— Document excerpt —
--------------------------------------------------
The Department of Finance (DOF) remains optimistic that lawmakers will consider the long-term benefits of the Duterte administration’s comprehensive tax reform program (CTRP) by giving their stamp of approval to its remaining packages ahead of the election season.
Finance Secretary Carlos Dominguez III said the current tax setup needs to undergo sweeping reforms, particularly the system on corporate income taxation (CIT) to ensure the economy would be able to haul in more foreign direct investments (FDIs), create a lot more jobs and provide equal opportunities to over 90,000 small and medium enterprises (SMEs) in the country.
On top of lowering the CIT rate of 30 percent–the region’s highest–to more closely reflect the average in the Association of Southeast Asian Nations (ASEAN), the currently “convoluted” regime of fiscal incentives should also be overhauled, Dominguez said.
He said it is thus necessary to do away with the unfair system that lets a select group of companies, many of them on the list of Top 1,000 corporations, receive tax discounts and other incentives that they clearly no longer need, as reflected in their high profit margins, while some 90,000 SMEs struggle to pay the regular rate of 30 percent.
“Our legislators are currently studying the succeeding packages of the tax reform program. Although they labor under the usual noise that accompanies each electoral season, we are hopeful they will consider the long-term benefits to the country of completing this reform program at the soonest possible time,” Dominguez said during the General Membership Meeting of the Philippine Hotel Owners Association (PHOA) held at the New World Hotel in Makati City.
He said the incentives given without coordination by the agencies authorized to grant them through 136 laws on investment incentives and 200 others on non-investment incentives has led to a system in which tax perks have been given perpetually or without reference to any beneficial social impact, such as target job creation.
--------------------------------------------------
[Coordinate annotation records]
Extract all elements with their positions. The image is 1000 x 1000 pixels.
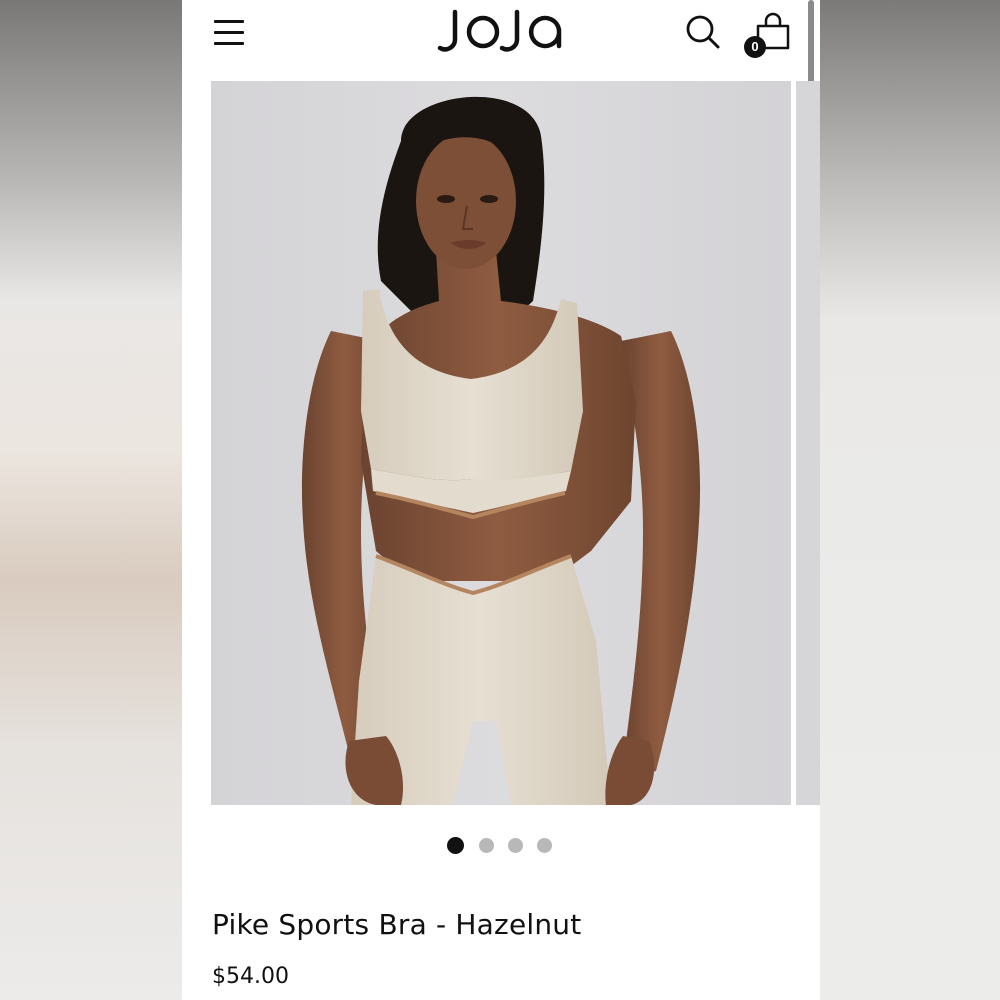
- product-price: $54.00: [212, 964, 289, 989]
- hamburger-menu-icon: [214, 20, 244, 23]
- gallery-dot-3[interactable]: [508, 838, 523, 853]
- cart-count-badge: 0: [744, 36, 766, 58]
- joja-logo-icon: [437, 9, 562, 52]
- site-header: 0: [182, 0, 820, 165]
- product-title: Pike Sports Bra - Hazelnut: [212, 908, 582, 941]
- brand-logo[interactable]: [437, 2, 567, 62]
- menu-button[interactable]: [212, 18, 246, 48]
- product-photo: [211, 81, 791, 805]
- gallery-pagination: [447, 837, 567, 854]
- product-page: 0 Pike Sports Bra - Hazelnut $54.00: [182, 0, 820, 1000]
- backdrop-right: [820, 0, 1000, 1000]
- search-button[interactable]: [685, 14, 721, 50]
- gallery-dot-1[interactable]: [447, 837, 464, 854]
- gallery-dot-2[interactable]: [479, 838, 494, 853]
- next-slide-preview[interactable]: [796, 81, 820, 805]
- search-icon: [686, 15, 720, 49]
- product-image-gallery[interactable]: [211, 81, 791, 805]
- backdrop-left: [0, 0, 182, 1000]
- cart-button[interactable]: 0: [744, 10, 794, 60]
- gallery-dot-4[interactable]: [537, 838, 552, 853]
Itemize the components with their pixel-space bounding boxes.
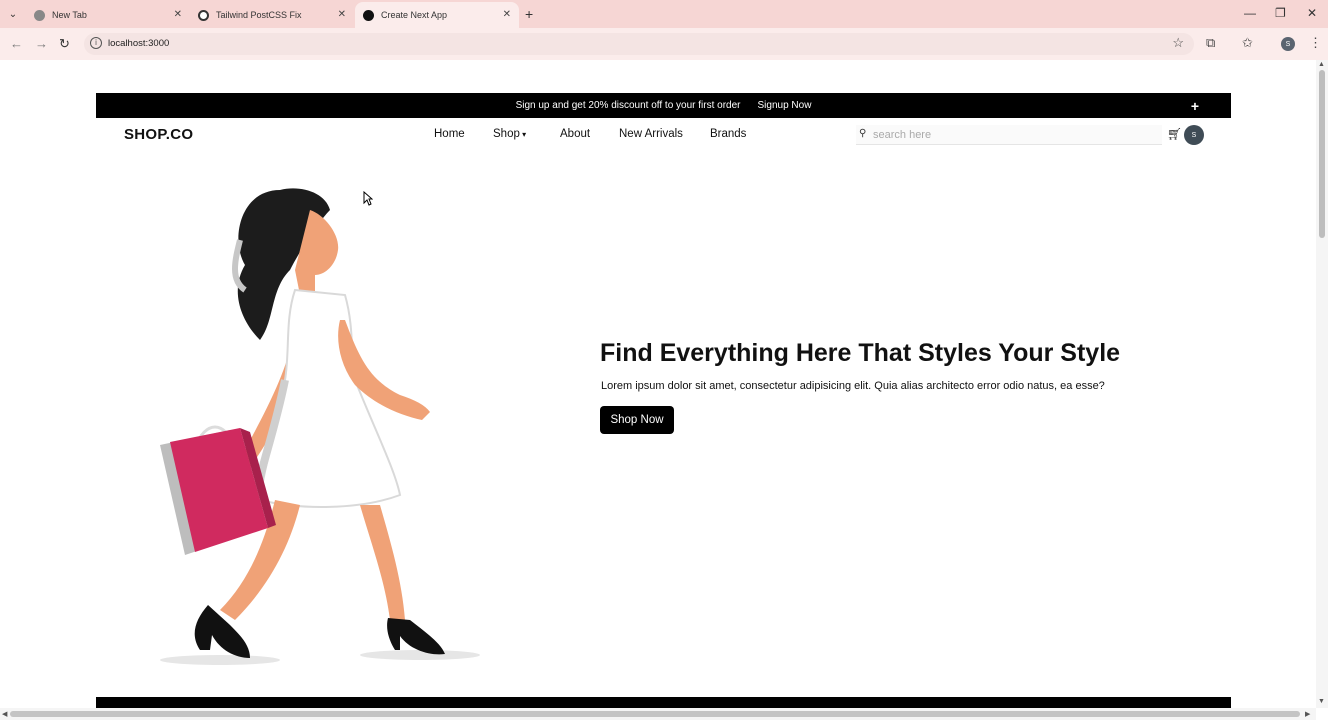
tab-tailwind-postcss-fix[interactable]: Tailwind PostCSS Fix ✕ — [190, 2, 354, 28]
nextjs-icon — [363, 9, 374, 21]
tab-create-next-app[interactable]: Create Next App ✕ — [355, 2, 519, 28]
window-close-icon[interactable]: ✕ — [1307, 6, 1317, 20]
browser-tab-strip: ⌄ New Tab ✕ Tailwind PostCSS Fix ✕ Creat… — [0, 0, 1328, 28]
scroll-right-icon[interactable]: ▶ — [1305, 710, 1310, 718]
nav-brands[interactable]: Brands — [710, 128, 746, 140]
user-avatar[interactable]: S — [1184, 125, 1204, 145]
extensions-icon[interactable]: ⧉ — [1206, 35, 1215, 51]
signup-link[interactable]: Signup Now — [758, 100, 812, 111]
tab-search-dropdown-icon[interactable]: ⌄ — [4, 5, 22, 23]
scroll-up-icon[interactable]: ▲ — [1318, 61, 1325, 68]
chrome-icon — [34, 9, 45, 21]
horizontal-scroll-thumb[interactable] — [10, 711, 1300, 717]
restore-icon[interactable]: ❐ — [1275, 6, 1286, 20]
page-viewport: Sign up and get 20% discount off to your… — [0, 60, 1316, 708]
caret-down-icon: ▾ — [519, 130, 527, 139]
nav-home[interactable]: Home — [434, 128, 465, 140]
bookmarks-icon[interactable]: ✩ — [1242, 35, 1253, 51]
minimize-icon[interactable]: — — [1244, 6, 1256, 20]
promo-banner: Sign up and get 20% discount off to your… — [96, 93, 1231, 118]
horizontal-scrollbar[interactable]: ◀ ▶ — [0, 708, 1316, 720]
shop-now-button[interactable]: Shop Now — [600, 406, 674, 434]
hero-subtext: Lorem ipsum dolor sit amet, consectetur … — [601, 380, 1105, 392]
search-icon: ⚲ — [859, 128, 867, 139]
reload-icon[interactable]: ↻ — [59, 36, 70, 52]
nav-new-arrivals[interactable]: New Arrivals — [619, 128, 683, 140]
tab-title: Create Next App — [381, 10, 448, 20]
search-placeholder: search here — [873, 129, 932, 141]
site-logo[interactable]: SHOP.CO — [124, 126, 193, 143]
hero-headline: Find Everything Here That Styles Your St… — [600, 339, 1121, 367]
back-icon[interactable]: ← — [10, 36, 23, 51]
cart-icon[interactable]: 🛒︎ — [1167, 127, 1182, 141]
openai-icon — [198, 9, 209, 21]
hero-woman-shopping-illustration — [160, 188, 480, 665]
close-tab-icon[interactable]: ✕ — [338, 9, 346, 20]
mouse-cursor-icon — [363, 191, 373, 206]
scroll-left-icon[interactable]: ◀ — [2, 710, 7, 718]
promo-text: Sign up and get 20% discount off to your… — [515, 100, 741, 111]
nav-shop[interactable]: Shop ▾ — [493, 128, 526, 140]
bookmark-star-icon[interactable]: ☆ — [1172, 35, 1184, 51]
address-bar[interactable]: i localhost:3000 ☆ — [84, 33, 1194, 55]
vertical-scroll-thumb[interactable] — [1319, 70, 1325, 238]
close-tab-icon[interactable]: ✕ — [174, 9, 182, 20]
tab-title: New Tab — [52, 10, 87, 20]
section-divider-bar — [96, 697, 1231, 708]
plus-icon[interactable]: + — [1191, 98, 1199, 114]
tab-new-tab[interactable]: New Tab ✕ — [26, 2, 190, 28]
profile-avatar[interactable]: S — [1281, 37, 1295, 51]
forward-icon[interactable]: → — [35, 36, 48, 51]
menu-kebab-icon[interactable]: ⋮ — [1309, 35, 1322, 51]
url-text[interactable]: localhost:3000 — [108, 38, 169, 49]
nav-about[interactable]: About — [560, 128, 590, 140]
tab-title: Tailwind PostCSS Fix — [216, 10, 302, 20]
new-tab-icon[interactable]: + — [525, 6, 533, 22]
vertical-scrollbar[interactable]: ▲ ▼ — [1316, 60, 1328, 708]
site-info-icon[interactable]: i — [90, 37, 102, 49]
close-tab-icon[interactable]: ✕ — [503, 9, 511, 20]
scroll-down-icon[interactable]: ▼ — [1318, 698, 1325, 705]
search-input[interactable]: ⚲ search here — [856, 125, 1162, 145]
nav-shop-label: Shop — [493, 128, 520, 140]
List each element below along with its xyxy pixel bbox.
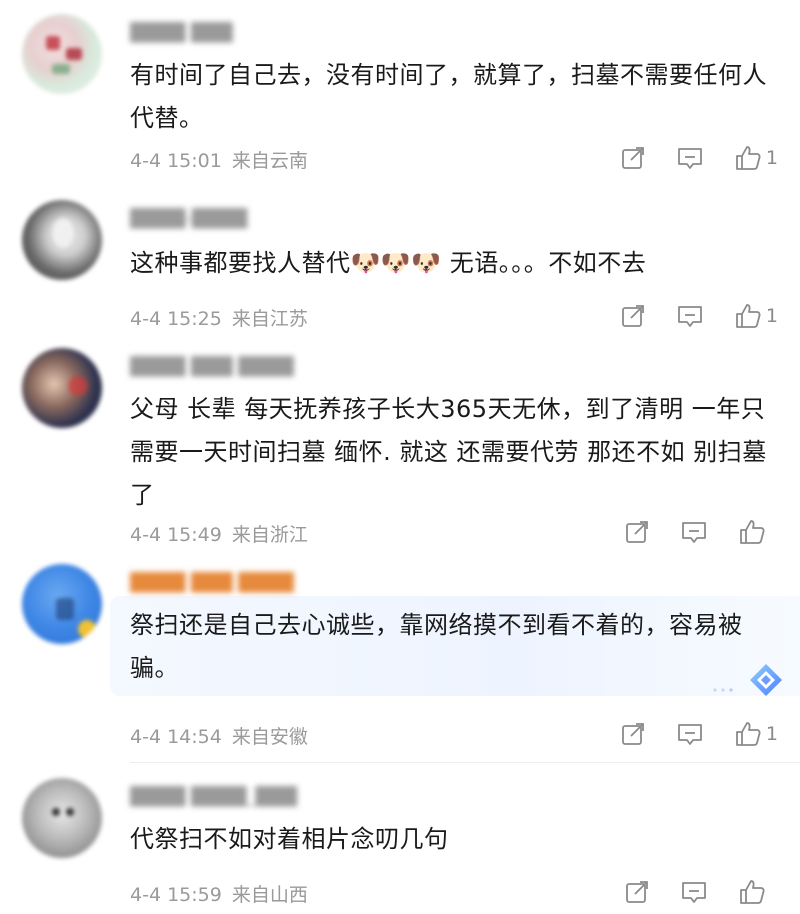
comment-icon xyxy=(682,522,706,543)
comment-location: 来自山西 xyxy=(231,884,308,906)
avatar[interactable] xyxy=(22,778,102,858)
comment-button[interactable] xyxy=(676,721,704,747)
comment-meta: 4-4 14:54 来自安徽 xyxy=(130,722,308,749)
share-icon xyxy=(622,723,644,745)
comment-actions: 1 xyxy=(620,300,778,332)
ai-sparkle-icon[interactable] xyxy=(744,660,788,700)
comment-icon xyxy=(682,882,706,903)
share-button[interactable] xyxy=(620,303,646,329)
comment-text: 有时间了自己去，没有时间了，就算了，扫墓不需要任何人代替。 xyxy=(130,61,767,132)
comment-button[interactable] xyxy=(680,519,708,545)
comment-meta: 4-4 15:25 来自江苏 xyxy=(130,304,308,331)
like-button[interactable] xyxy=(738,878,778,906)
divider xyxy=(130,762,800,763)
avatar[interactable] xyxy=(22,564,102,644)
thumbs-up-icon xyxy=(736,722,761,746)
comment-actions xyxy=(624,876,778,908)
comment-location: 来自云南 xyxy=(231,150,308,172)
comment-text: 这种事都要找人替代🐶🐶🐶 无语。。。不如不去 xyxy=(130,249,647,277)
like-count: 1 xyxy=(765,305,778,327)
dots-decoration xyxy=(713,688,733,692)
thumbs-up-icon xyxy=(736,146,761,170)
username[interactable]: ████ ███ ████ xyxy=(130,572,300,596)
avatar[interactable] xyxy=(22,348,102,428)
share-icon xyxy=(626,521,648,543)
comment-icon xyxy=(678,148,702,169)
like-button[interactable]: 1 xyxy=(734,720,778,748)
comment-text: 祭扫还是自己去心诚些，靠网络摸不到看不着的，容易被骗。 xyxy=(130,611,743,682)
share-icon xyxy=(622,147,644,169)
thumbs-up-icon xyxy=(736,304,761,328)
comment-button[interactable] xyxy=(676,303,704,329)
comment-actions: 1 xyxy=(620,718,778,750)
comment-meta: 4-4 15:01 来自云南 xyxy=(130,146,308,173)
avatar[interactable] xyxy=(22,200,102,280)
like-button[interactable] xyxy=(738,518,778,546)
share-button[interactable] xyxy=(624,879,650,905)
comment-location: 来自浙江 xyxy=(231,524,308,546)
username[interactable]: ████ ███ ████ xyxy=(130,356,300,380)
comment-date: 4-4 15:59 xyxy=(130,884,222,906)
comment-date: 4-4 15:01 xyxy=(130,150,222,172)
share-icon xyxy=(622,305,644,327)
comment-meta: 4-4 15:49 来自浙江 xyxy=(130,520,308,547)
like-button[interactable]: 1 xyxy=(734,302,778,330)
share-button[interactable] xyxy=(624,519,650,545)
username[interactable]: ████-████ xyxy=(130,208,300,232)
comment-meta: 4-4 15:59 来自山西 xyxy=(130,880,308,907)
share-button[interactable] xyxy=(620,721,646,747)
comment-button[interactable] xyxy=(680,879,708,905)
comment-icon xyxy=(678,724,702,745)
avatar[interactable] xyxy=(22,14,102,94)
comment-text: 父母 长辈 每天抚养孩子长大365天无休，到了清明 一年只需要一天时间扫墓 缅怀… xyxy=(130,395,767,509)
thumbs-up-icon xyxy=(740,520,765,544)
comment-date: 4-4 15:25 xyxy=(130,308,222,330)
comment-actions xyxy=(624,516,778,548)
comment-location: 来自安徽 xyxy=(231,726,308,748)
like-count: 1 xyxy=(765,147,778,169)
thumbs-up-icon xyxy=(740,880,765,904)
share-button[interactable] xyxy=(620,145,646,171)
comment-icon xyxy=(678,306,702,327)
comment-button[interactable] xyxy=(676,145,704,171)
comment-date: 4-4 15:49 xyxy=(130,524,222,546)
username[interactable]: ████ ████_███ xyxy=(130,786,300,810)
share-icon xyxy=(626,881,648,903)
username[interactable]: ████ ███ xyxy=(130,22,300,46)
comment-date: 4-4 14:54 xyxy=(130,726,222,748)
comment-location: 来自江苏 xyxy=(231,308,308,330)
like-count: 1 xyxy=(765,723,778,745)
like-button[interactable]: 1 xyxy=(734,144,778,172)
comment-actions: 1 xyxy=(620,142,778,174)
comment-text: 代祭扫不如对着相片念叨几句 xyxy=(130,825,449,853)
--------------------------------------------------
— Tasks —
a. In the article on the Philippine tax reform program, why does Dominguez call the current system of fiscal incentives unfair?
b. According to the article on the Philippine tax reform program, where was the Philippine Hotel Owners Association meeting held?
c. Carry on the article about the Philippine tax reform program from its last sentence.

— Responses per task —
a. It lets a select group of companies, many of them among the Top 1,000 corporations, receive tax discounts and other incentives they clearly no longer need, as their high profit margins show. Meanwhile, some 90,000 SMEs struggle to pay the regular rate of 30 percent.

b. At the New World Hotel in Makati City.

c.
“These incentives are not always transparent and have created disparities between similar businesses,” Dominguez noted.
Citing data from the Securities and Exchange Commission (SEC) and those reported by investment promotion agencies–as mandated under the Tax Incentives Management and Transparency Act (TIMTA)–Dominguez said that for 2015 alone, the government gave away P86.3 billion-worth of income tax incentives to firms that paid out a total of P141.8 billion combined in dividends to their respective shareholders.
These declared dividends were 164 percent of the income tax incentives received by firms from various sectors.
He said such data clearly show that many of the enterprises given incentives are inherently profitable and no longer need such perks for their businesses to prosper here in the Philippines.
In the hotel industry alone, Dominguez said some 60 hotels and amusement centers were recently granted tax incentives but around half of them are located in Metro Manila and major urban centers.
“While we can understand the need to grant incentives to those investing in poorer regions, the case for granting incentives in major urban areas where there is a clear market is far less convincing,” Dominguez told hotel owners present at the event.
“I hope you will all understand the need for the government to be more circumspect as incentives are not free money from heaven. Someone has to pay for it and typically it is the regular Filipino people that shoulder the incentives by paying the regular taxes,” Dominguez added.
The Finance chief also cited TIMTA and SEC data showing that 328 firms that declared P141.8 billion in dividends declared only P104.6 billion in direct labor cost, or a difference of P37.2 billion.
“This begs the question who is really benefiting from the incentives? The shareholders or the workers?” Dominguez said, as he pointed out that such a grossly unfair system shows that Filipino taxpayers are, in effect, “subsidizing a lion’s share of the profits” earned by large corporations that enjoy already redundant incentives under the current convoluted system.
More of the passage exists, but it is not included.